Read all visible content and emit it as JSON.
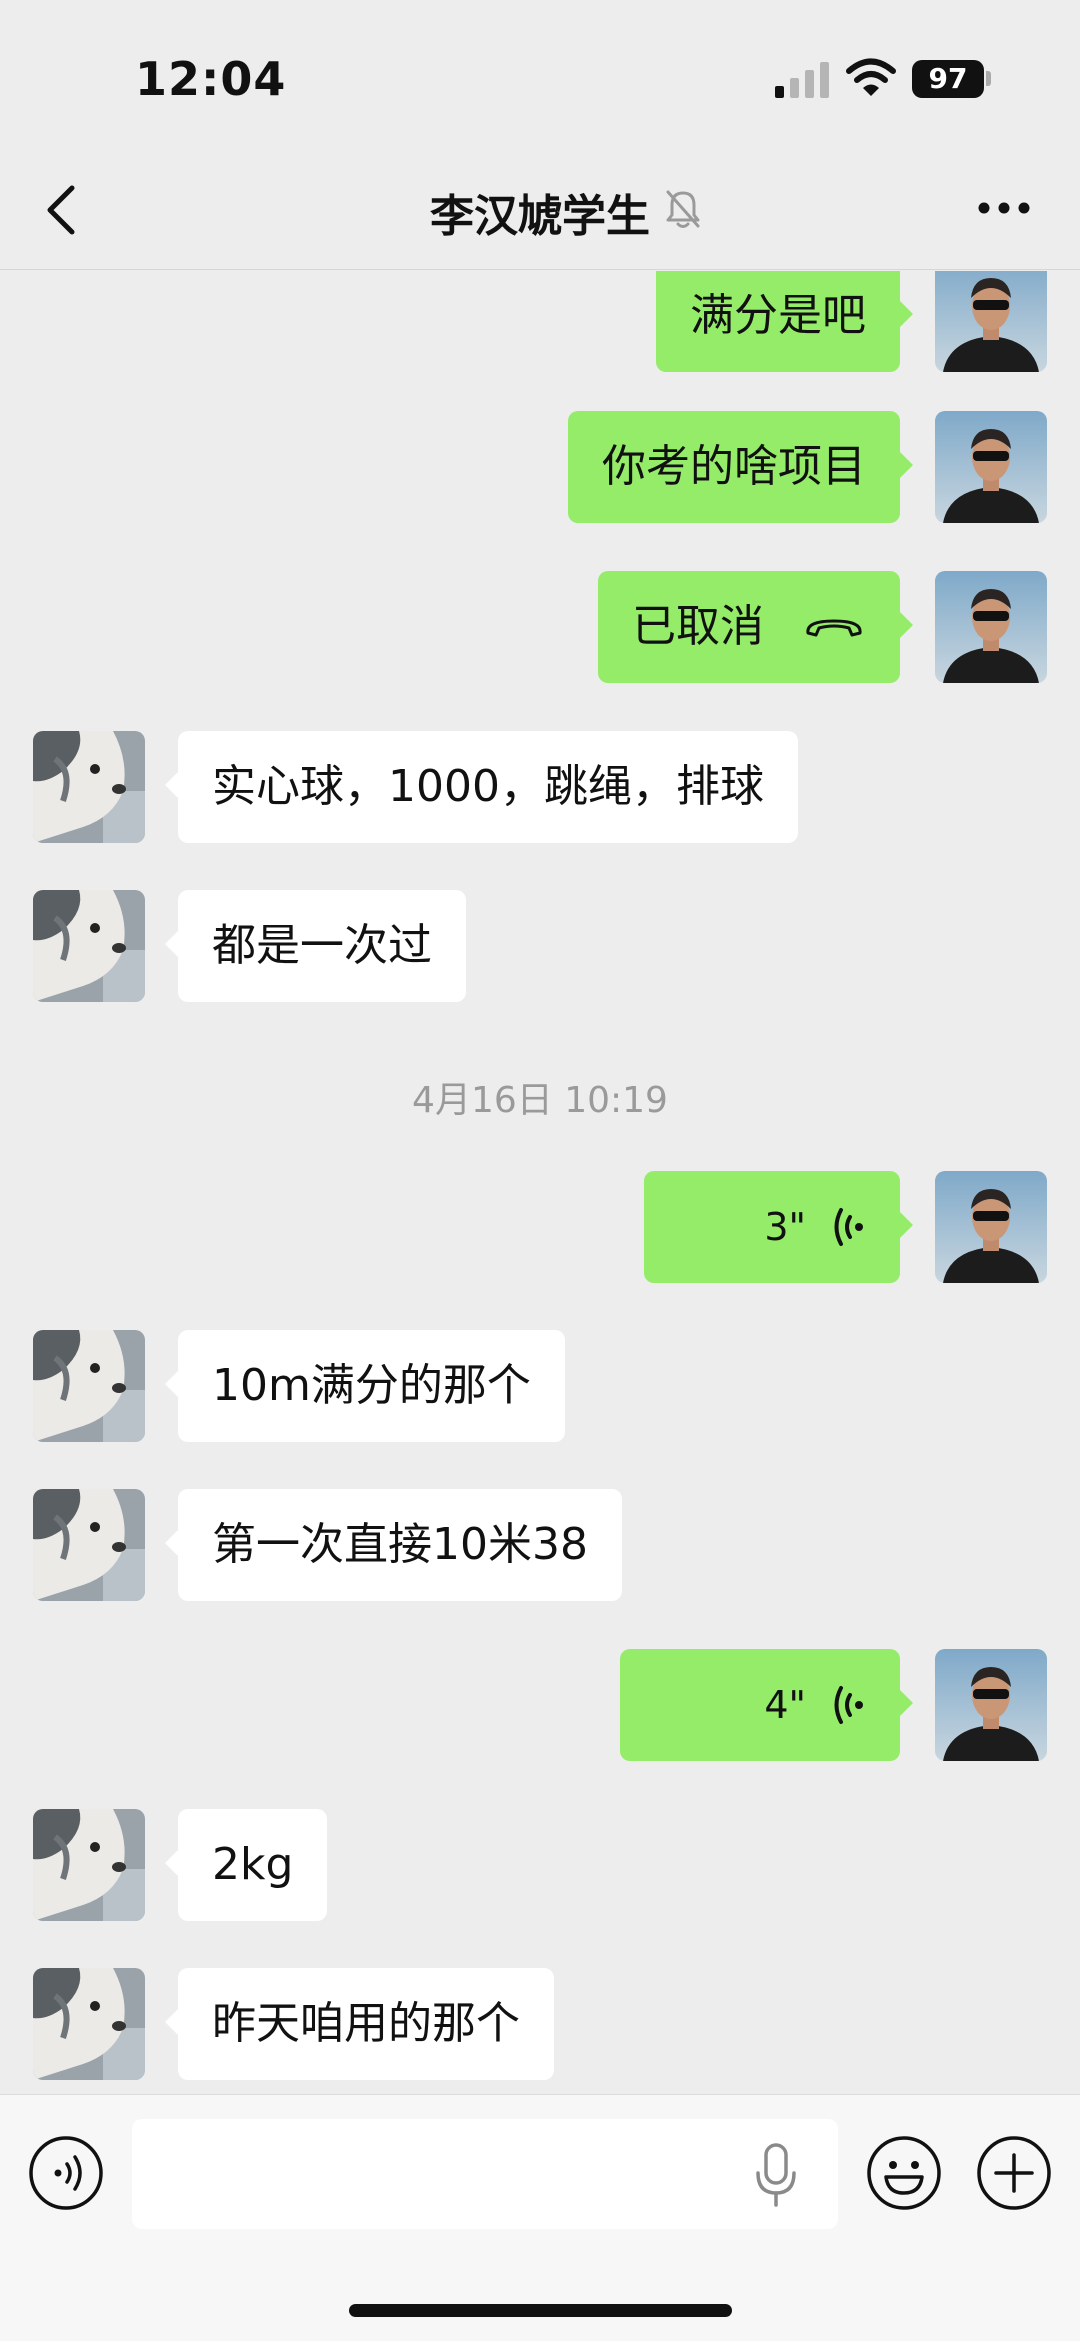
{
  "status_bar": {
    "time": "12:04",
    "battery": "97"
  },
  "header": {
    "title": "李汉虓学生",
    "muted": true
  },
  "messages": [
    {
      "side": "out",
      "type": "text",
      "text": "满分是吧"
    },
    {
      "side": "out",
      "type": "text",
      "text": "你考的啥项目"
    },
    {
      "side": "out",
      "type": "call",
      "text": "已取消"
    },
    {
      "side": "in",
      "type": "text",
      "text": "实心球，1000，跳绳，排球"
    },
    {
      "side": "in",
      "type": "text",
      "text": "都是一次过"
    },
    {
      "type": "time",
      "text": "4月16日 10:19"
    },
    {
      "side": "out",
      "type": "voice",
      "duration": "3\""
    },
    {
      "side": "in",
      "type": "text",
      "text": "10m满分的那个"
    },
    {
      "side": "in",
      "type": "text",
      "text": "第一次直接10米38"
    },
    {
      "side": "out",
      "type": "voice",
      "duration": "4\""
    },
    {
      "side": "in",
      "type": "text",
      "text": "2kg"
    },
    {
      "side": "in",
      "type": "text",
      "text": "昨天咱用的那个"
    }
  ],
  "colors": {
    "sent_bubble": "#95ec69",
    "received_bubble": "#ffffff",
    "background": "#ededed"
  },
  "icons": [
    "back-icon",
    "mute-icon",
    "more-icon",
    "hang-up-icon",
    "voice-wave-icon",
    "mic-icon",
    "emoji-icon",
    "plus-icon"
  ]
}
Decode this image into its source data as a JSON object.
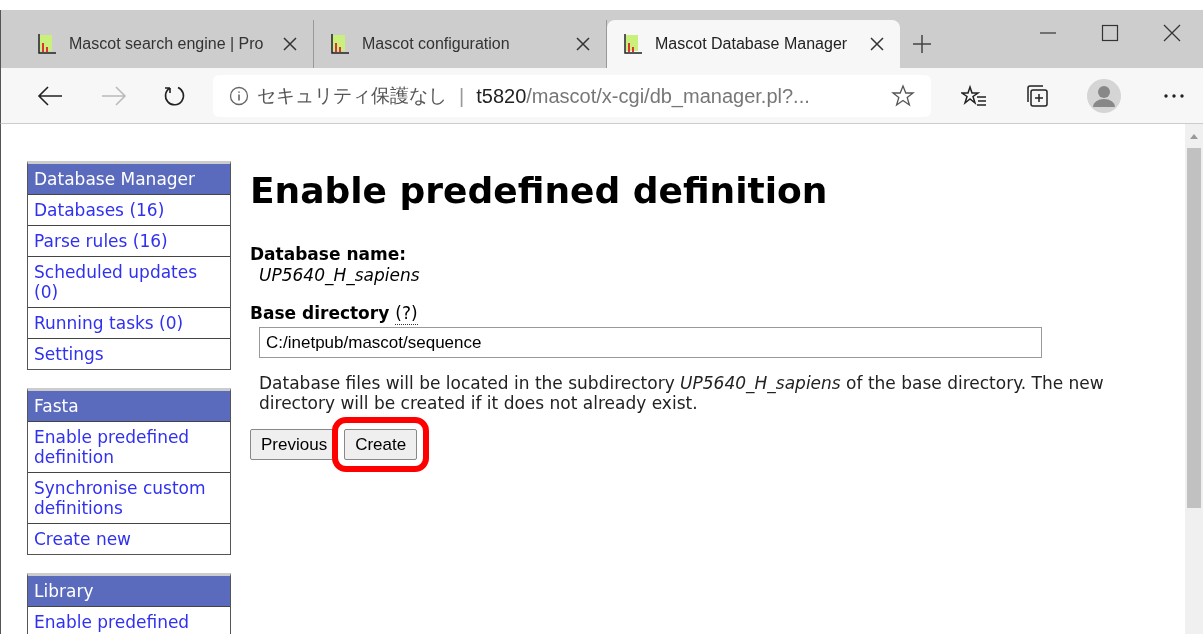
━━━
From the records given above, reproduce all text exactly and exclude each picture.

= RESPONSE BELOW =
Read all visible content and emit it as JSON.
{
  "status_bar": {
    "time": "12:04",
    "battery": "97"
  },
  "header": {
    "title": "李汉虓学生",
    "muted": true
  },
  "messages": [
    {
      "side": "out",
      "type": "text",
      "text": "满分是吧"
    },
    {
      "side": "out",
      "type": "text",
      "text": "你考的啥项目"
    },
    {
      "side": "out",
      "type": "call",
      "text": "已取消"
    },
    {
      "side": "in",
      "type": "text",
      "text": "实心球，1000，跳绳，排球"
    },
    {
      "side": "in",
      "type": "text",
      "text": "都是一次过"
    },
    {
      "type": "time",
      "text": "4月16日 10:19"
    },
    {
      "side": "out",
      "type": "voice",
      "duration": "3\""
    },
    {
      "side": "in",
      "type": "text",
      "text": "10m满分的那个"
    },
    {
      "side": "in",
      "type": "text",
      "text": "第一次直接10米38"
    },
    {
      "side": "out",
      "type": "voice",
      "duration": "4\""
    },
    {
      "side": "in",
      "type": "text",
      "text": "2kg"
    },
    {
      "side": "in",
      "type": "text",
      "text": "昨天咱用的那个"
    }
  ],
  "colors": {
    "sent_bubble": "#95ec69",
    "received_bubble": "#ffffff",
    "background": "#ededed"
  },
  "icons": [
    "back-icon",
    "mute-icon",
    "more-icon",
    "hang-up-icon",
    "voice-wave-icon",
    "mic-icon",
    "emoji-icon",
    "plus-icon"
  ]
}
Decode this image into its source data as a JSON object.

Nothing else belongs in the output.